▶ **GOAL**:
Extract every line that includes the string "JSON".

Raw records:
/---

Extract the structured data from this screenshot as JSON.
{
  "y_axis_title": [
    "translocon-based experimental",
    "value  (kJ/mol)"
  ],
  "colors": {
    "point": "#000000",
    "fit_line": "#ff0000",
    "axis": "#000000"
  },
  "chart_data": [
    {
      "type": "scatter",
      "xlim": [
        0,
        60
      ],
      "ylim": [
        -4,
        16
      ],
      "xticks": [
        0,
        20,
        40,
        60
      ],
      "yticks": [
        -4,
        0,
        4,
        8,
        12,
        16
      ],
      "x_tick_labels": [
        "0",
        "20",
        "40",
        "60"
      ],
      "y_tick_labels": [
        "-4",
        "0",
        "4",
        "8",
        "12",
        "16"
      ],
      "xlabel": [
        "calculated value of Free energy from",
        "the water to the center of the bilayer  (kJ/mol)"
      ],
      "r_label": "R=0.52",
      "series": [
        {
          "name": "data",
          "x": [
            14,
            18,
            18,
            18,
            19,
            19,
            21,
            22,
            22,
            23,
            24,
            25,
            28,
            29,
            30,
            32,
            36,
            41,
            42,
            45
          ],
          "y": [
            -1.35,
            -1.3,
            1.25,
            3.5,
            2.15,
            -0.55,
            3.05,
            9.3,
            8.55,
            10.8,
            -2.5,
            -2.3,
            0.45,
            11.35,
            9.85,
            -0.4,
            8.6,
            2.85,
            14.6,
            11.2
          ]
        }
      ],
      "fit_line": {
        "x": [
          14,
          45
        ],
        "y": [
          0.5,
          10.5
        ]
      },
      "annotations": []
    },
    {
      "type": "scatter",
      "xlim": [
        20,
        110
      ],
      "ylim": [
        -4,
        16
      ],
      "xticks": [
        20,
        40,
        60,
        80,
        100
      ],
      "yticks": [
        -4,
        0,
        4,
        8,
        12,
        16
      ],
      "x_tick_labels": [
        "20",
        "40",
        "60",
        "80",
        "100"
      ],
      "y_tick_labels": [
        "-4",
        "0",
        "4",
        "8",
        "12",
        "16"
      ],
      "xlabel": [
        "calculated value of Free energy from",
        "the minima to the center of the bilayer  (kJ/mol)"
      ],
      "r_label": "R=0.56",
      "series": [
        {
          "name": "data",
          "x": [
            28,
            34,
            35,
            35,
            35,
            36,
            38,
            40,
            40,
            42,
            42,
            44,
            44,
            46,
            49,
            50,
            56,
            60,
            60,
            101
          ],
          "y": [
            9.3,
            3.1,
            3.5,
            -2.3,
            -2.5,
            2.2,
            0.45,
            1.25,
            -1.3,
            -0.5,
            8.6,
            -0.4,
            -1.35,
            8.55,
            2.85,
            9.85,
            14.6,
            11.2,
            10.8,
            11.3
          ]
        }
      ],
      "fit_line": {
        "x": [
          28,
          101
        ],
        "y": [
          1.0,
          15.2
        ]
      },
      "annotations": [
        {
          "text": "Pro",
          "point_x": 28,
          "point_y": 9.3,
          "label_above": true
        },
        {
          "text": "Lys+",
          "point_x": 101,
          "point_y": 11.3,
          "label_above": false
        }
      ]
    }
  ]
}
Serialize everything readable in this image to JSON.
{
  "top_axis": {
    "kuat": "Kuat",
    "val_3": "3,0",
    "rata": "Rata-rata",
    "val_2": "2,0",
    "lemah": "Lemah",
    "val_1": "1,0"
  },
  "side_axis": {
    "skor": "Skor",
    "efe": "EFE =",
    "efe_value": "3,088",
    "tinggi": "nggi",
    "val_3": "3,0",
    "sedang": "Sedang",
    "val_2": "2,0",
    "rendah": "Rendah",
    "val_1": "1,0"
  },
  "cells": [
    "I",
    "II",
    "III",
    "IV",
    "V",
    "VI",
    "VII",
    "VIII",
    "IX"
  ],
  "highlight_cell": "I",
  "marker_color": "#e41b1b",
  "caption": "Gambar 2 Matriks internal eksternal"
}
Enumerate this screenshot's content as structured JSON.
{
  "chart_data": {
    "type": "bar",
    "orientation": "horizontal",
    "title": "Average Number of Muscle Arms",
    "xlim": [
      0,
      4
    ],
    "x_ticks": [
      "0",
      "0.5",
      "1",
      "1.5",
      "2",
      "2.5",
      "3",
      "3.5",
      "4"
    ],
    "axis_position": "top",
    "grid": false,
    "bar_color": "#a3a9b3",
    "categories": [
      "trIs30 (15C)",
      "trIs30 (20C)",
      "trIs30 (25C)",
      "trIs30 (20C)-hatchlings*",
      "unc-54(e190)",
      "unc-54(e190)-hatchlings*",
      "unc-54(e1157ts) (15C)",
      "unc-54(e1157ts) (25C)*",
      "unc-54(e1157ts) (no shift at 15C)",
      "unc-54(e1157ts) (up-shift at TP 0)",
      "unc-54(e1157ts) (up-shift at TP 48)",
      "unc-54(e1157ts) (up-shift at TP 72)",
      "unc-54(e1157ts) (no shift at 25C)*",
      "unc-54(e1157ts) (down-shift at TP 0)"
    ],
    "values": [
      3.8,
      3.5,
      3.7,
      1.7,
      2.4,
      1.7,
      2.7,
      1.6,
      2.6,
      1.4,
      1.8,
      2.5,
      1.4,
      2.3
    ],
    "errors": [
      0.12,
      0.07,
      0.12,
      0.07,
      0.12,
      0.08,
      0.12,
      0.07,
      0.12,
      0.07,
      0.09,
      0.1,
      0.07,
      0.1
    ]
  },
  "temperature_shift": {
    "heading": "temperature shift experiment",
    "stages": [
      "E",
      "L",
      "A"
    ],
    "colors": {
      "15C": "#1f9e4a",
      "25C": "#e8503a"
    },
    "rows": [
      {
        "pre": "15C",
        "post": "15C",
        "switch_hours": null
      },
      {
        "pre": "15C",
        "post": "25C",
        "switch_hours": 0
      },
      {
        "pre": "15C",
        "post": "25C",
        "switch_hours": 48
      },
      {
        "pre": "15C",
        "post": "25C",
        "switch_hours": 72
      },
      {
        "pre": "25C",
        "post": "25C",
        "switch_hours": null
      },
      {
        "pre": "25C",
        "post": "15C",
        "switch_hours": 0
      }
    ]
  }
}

\---

▶ **THE RESULT**:
Extract the structured data from this screenshot as JSON.
Serialize everything readable in this image to JSON.
Enumerate this screenshot's content as structured JSON.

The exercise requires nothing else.